■ DATA FOR PROCESSING
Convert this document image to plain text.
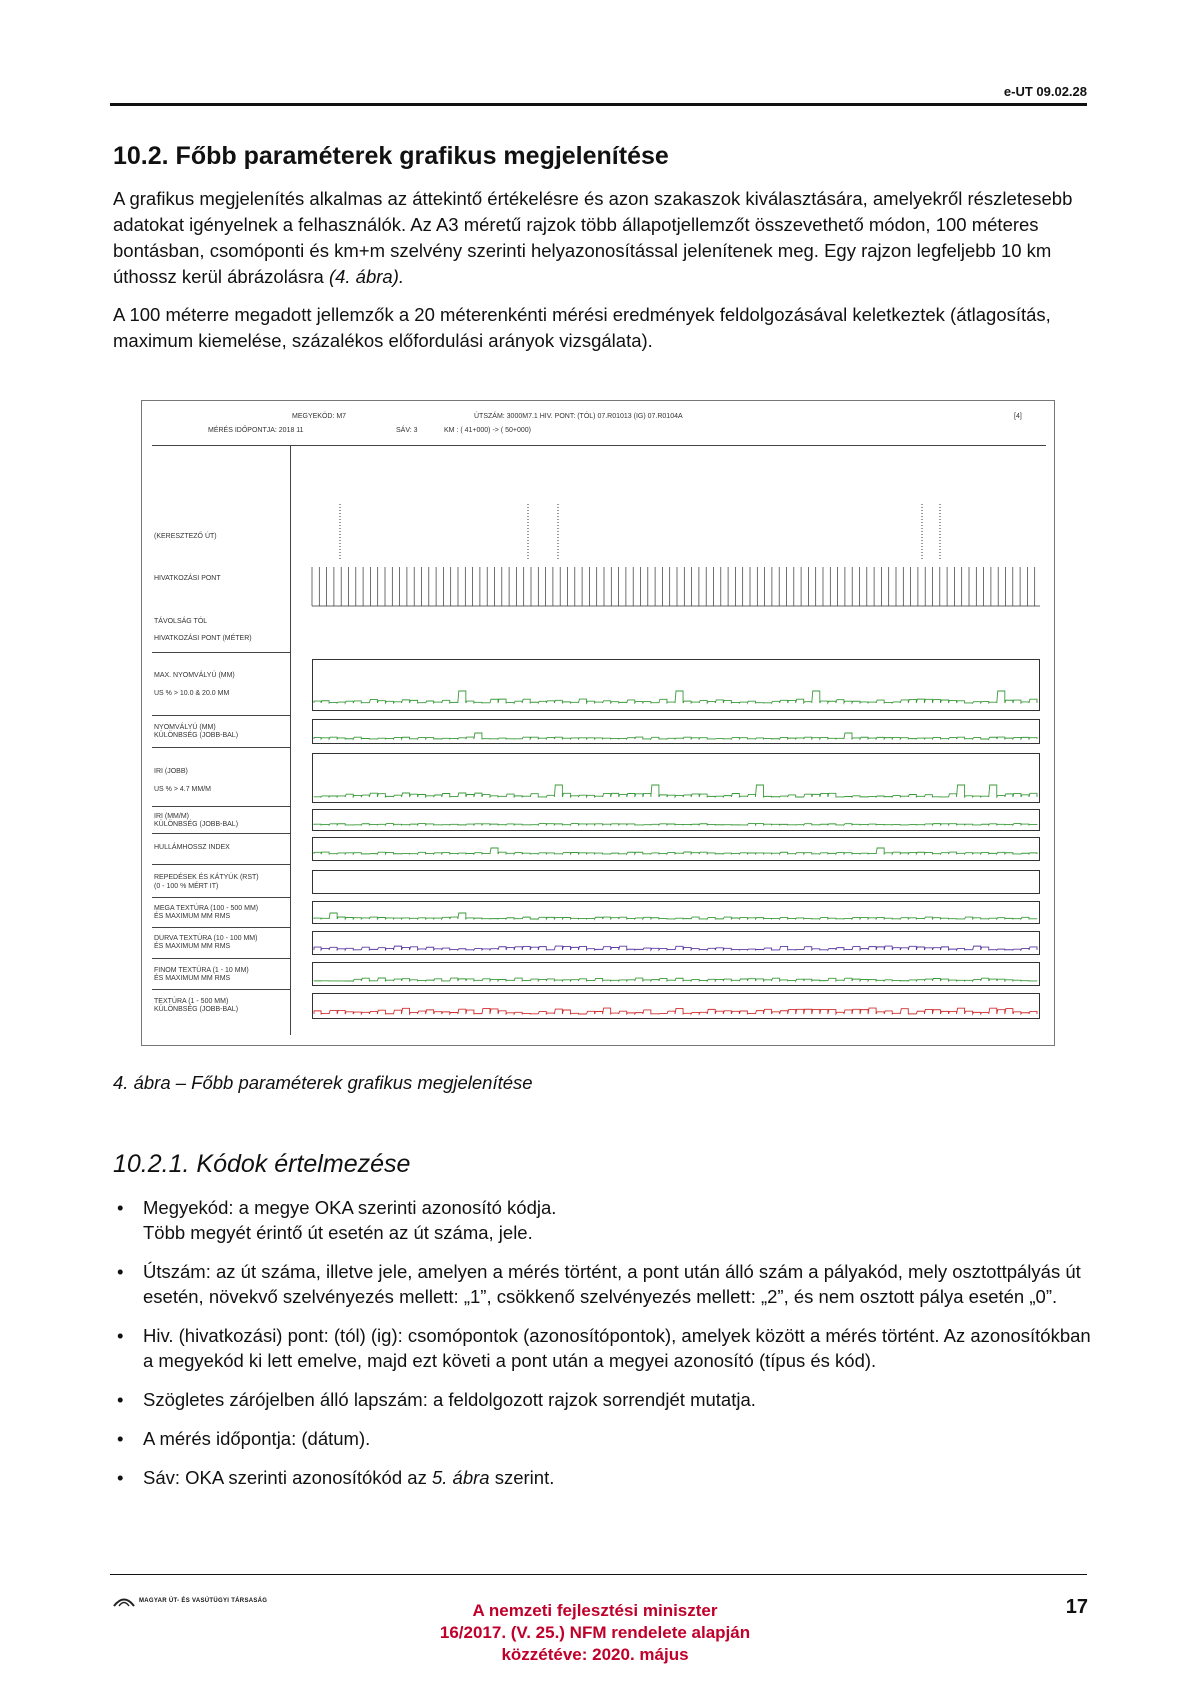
e-UT 09.02.28
10.2. Főbb paraméterek grafikus megjelenítése
A grafikus megjelenítés alkalmas az áttekintő értékelésre és azon szakaszok kiválasztására, amelyekről részletesebb adatokat igényelnek a felhasználók. Az A3 méretű rajzok több állapotjellemzőt összevethető módon, 100 méteres bontásban, csomóponti és km+m szelvény szerinti helyazonosítással jelenítenek meg. Egy rajzon legfeljebb 10 km úthossz kerül ábrázolásra (4. ábra).
A 100 méterre megadott jellemzők a 20 méterenkénti mérési eredmények feldolgozásával keletkeztek (átlagosítás, maximum kiemelése, százalékos előfordulási arányok vizsgálata).
MEGYEKÓD: M7	ÚTSZÁM: 3000M7.1 HIV. PONT: (TÓL) 07.R01013 (IG) 07.R0104A	[4]
MÉRÉS IDŐPONTJA: 2018 11	SÁV: 3	KM : ( 41+000) -> ( 50+000)
(KERESZTEZŐ ÚT)
HIVATKOZÁSI PONT
TÁVOLSÁG TÓL
HIVATKOZÁSI PONT (MÉTER)
MAX. NYOMVÁLYÚ (MM)
US % > 10.0 & 20.0 MM
NYOMVÁLYÚ (MM)
KÜLÖNBSÉG (JOBB-BAL)
IRI (JOBB)
US % > 4.7 MM/M
IRI (MM/M)
KÜLÖNBSÉG (JOBB-BAL)
HULLÁMHOSSZ INDEX
REPEDÉSEK ÉS KÁTYÚK (RST)
(0 - 100 % MÉRT IT)
MEGA TEXTÚRA (100 - 500 MM)
ÉS MAXIMUM MM RMS
DURVA TEXTÚRA (10 - 100 MM)
ÉS MAXIMUM MM RMS
FINOM TEXTÚRA (1 - 10 MM)
ÉS MAXIMUM MM RMS
TEXTÚRA (1 - 500 MM)
KÜLÖNBSÉG (JOBB-BAL)
4. ábra – Főbb paraméterek grafikus megjelenítése
10.2.1. Kódok értelmezése
• Megyekód: a megye OKA szerinti azonosító kódja.
Több megyét érintő út esetén az út száma, jele.
• Útszám: az út száma, illetve jele, amelyen a mérés történt, a pont után álló szám a pályakód, mely osztottpályás út esetén, növekvő szelvényezés mellett: „1”, csökkenő szelvényezés mellett: „2”, és nem osztott pálya esetén „0”.
• Hiv. (hivatkozási) pont: (tól) (ig): csomópontok (azonosítópontok), amelyek között a mérés történt. Az azonosítókban a megyekód ki lett emelve, majd ezt követi a pont után a megyei azonosító (típus és kód).
• Szögletes zárójelben álló lapszám: a feldolgozott rajzok sorrendjét mutatja.
• A mérés időpontja: (dátum).
• Sáv: OKA szerinti azonosítókód az 5. ábra szerint.
MAGYAR ÚT- ÉS VASÚTÜGYI TÁRSASÁG	A nemzeti fejlesztési miniszter
16/2017. (V. 25.) NFM rendelete alapján
közzétéve: 2020. május
17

■ TASK TO CARRY OUT
From the listing above, copy every line that holds the string "grafikus".

■ RESULT FOR THIS EXERCISE
10.2. Főbb paraméterek grafikus megjelenítése
A grafikus megjelenítés alkalmas az áttekintő értékelésre és azon szakaszok kiválasztására, amelyekről részletesebb adatokat igényelnek a felhasználók. Az A3 méretű rajzok több állapotjellemzőt összevethető módon, 100 méteres bontásban, csomóponti és km+m szelvény szerinti helyazonosítással jelenítenek meg. Egy rajzon legfeljebb 10 km úthossz kerül ábrázolásra (4. ábra).
4. ábra – Főbb paraméterek grafikus megjelenítése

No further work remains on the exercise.